Aim →
Copy out word for word the lines from the one containing "y-tick-label: 2 — [208, 212, 216, 228]" through the one containing "chart-title: B — [235, 320, 249, 343]", including both of those lines.

Given entries →
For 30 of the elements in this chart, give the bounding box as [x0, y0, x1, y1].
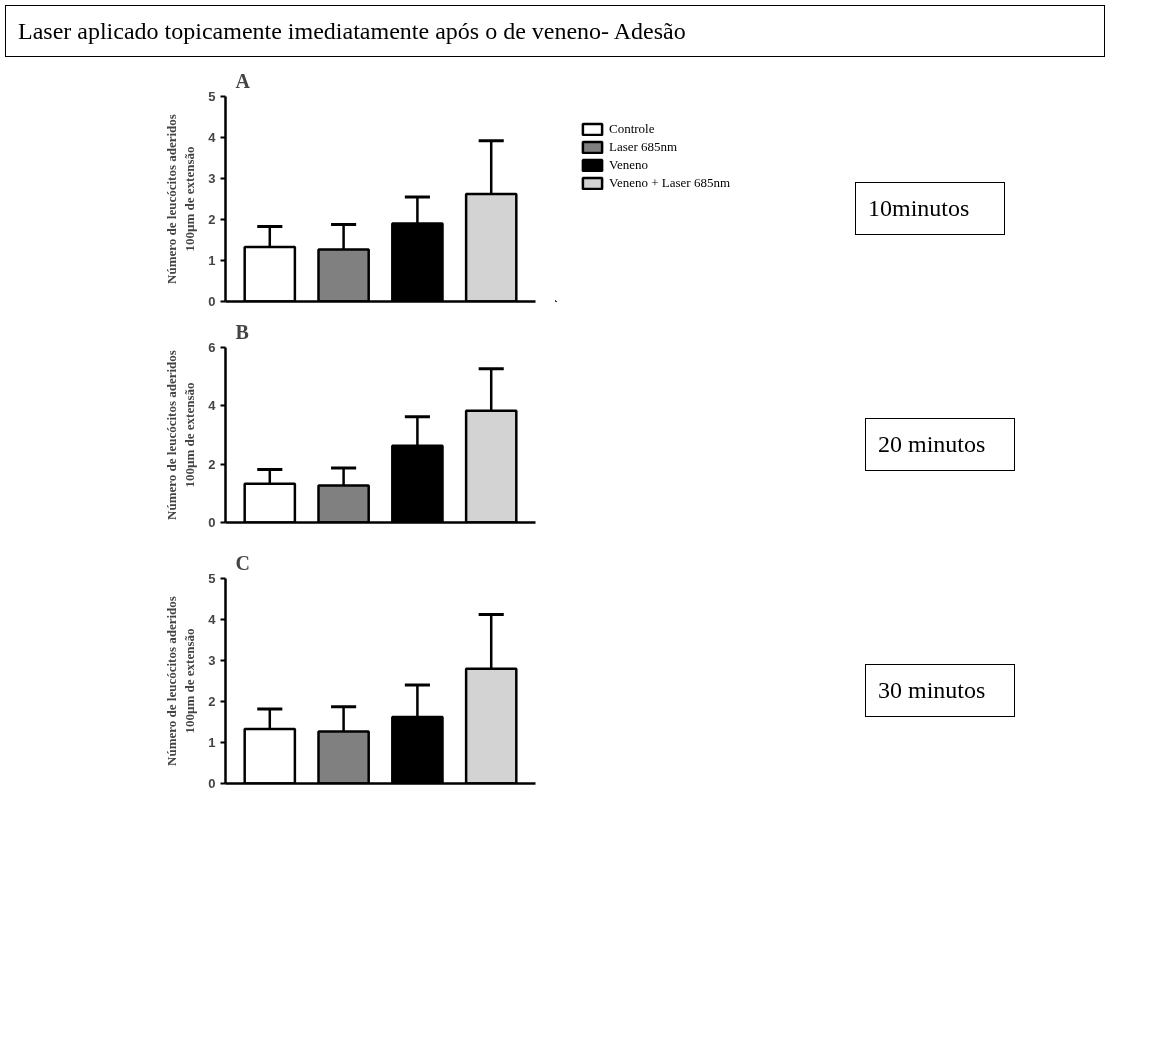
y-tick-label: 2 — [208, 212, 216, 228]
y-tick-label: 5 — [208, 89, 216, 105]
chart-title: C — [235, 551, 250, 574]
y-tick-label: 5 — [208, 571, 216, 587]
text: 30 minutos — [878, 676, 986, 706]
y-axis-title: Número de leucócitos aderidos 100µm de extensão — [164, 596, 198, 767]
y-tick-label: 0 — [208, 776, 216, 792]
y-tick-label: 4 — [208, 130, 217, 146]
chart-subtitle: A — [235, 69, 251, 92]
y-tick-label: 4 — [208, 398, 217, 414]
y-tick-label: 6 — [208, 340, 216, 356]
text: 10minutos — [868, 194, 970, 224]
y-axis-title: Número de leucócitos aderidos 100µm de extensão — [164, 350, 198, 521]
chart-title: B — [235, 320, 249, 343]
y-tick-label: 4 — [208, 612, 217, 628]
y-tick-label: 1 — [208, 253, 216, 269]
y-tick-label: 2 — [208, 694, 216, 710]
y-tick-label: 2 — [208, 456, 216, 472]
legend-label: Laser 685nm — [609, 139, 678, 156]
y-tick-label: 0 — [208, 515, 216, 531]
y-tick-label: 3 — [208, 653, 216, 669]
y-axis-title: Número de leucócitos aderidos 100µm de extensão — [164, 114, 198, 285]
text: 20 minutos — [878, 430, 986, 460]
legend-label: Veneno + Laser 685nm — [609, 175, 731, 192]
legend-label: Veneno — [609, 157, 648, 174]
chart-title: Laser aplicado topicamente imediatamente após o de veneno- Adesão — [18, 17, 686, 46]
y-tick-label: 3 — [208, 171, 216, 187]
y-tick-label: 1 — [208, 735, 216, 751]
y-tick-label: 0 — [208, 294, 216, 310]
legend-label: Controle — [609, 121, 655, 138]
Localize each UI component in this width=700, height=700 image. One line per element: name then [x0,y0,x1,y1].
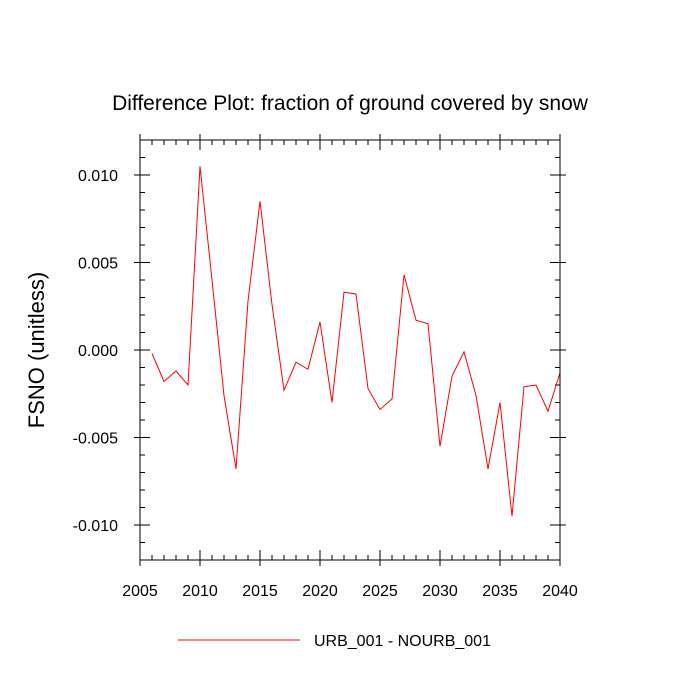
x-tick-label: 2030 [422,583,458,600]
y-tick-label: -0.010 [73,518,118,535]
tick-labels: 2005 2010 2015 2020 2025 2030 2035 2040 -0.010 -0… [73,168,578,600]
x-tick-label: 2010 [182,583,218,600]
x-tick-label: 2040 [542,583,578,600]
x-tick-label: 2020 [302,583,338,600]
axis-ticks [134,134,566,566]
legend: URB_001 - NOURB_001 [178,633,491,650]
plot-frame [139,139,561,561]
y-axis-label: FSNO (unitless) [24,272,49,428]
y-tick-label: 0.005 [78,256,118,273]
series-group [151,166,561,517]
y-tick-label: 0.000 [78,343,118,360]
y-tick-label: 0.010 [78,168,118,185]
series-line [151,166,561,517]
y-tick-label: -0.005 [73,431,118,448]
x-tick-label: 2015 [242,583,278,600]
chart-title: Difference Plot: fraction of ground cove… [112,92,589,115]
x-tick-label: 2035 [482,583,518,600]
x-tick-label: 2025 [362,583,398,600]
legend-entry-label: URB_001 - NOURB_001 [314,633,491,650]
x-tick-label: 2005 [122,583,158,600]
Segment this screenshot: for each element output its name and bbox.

Solution to this task →
y-tick-label: 2 — [208, 212, 216, 228]
y-tick-label: 5 — [208, 89, 216, 105]
chart-title: C — [235, 551, 250, 574]
y-tick-label: 5 — [208, 571, 216, 587]
text: 30 minutos — [878, 676, 986, 706]
y-axis-title: Número de leucócitos aderidos 100µm de extensão — [164, 596, 198, 767]
y-tick-label: 0 — [208, 776, 216, 792]
y-tick-label: 4 — [208, 130, 217, 146]
chart-subtitle: A — [235, 69, 251, 92]
y-tick-label: 4 — [208, 398, 217, 414]
y-tick-label: 6 — [208, 340, 216, 356]
text: 10minutos — [868, 194, 970, 224]
y-axis-title: Número de leucócitos aderidos 100µm de extensão — [164, 350, 198, 521]
chart-title: B — [235, 320, 249, 343]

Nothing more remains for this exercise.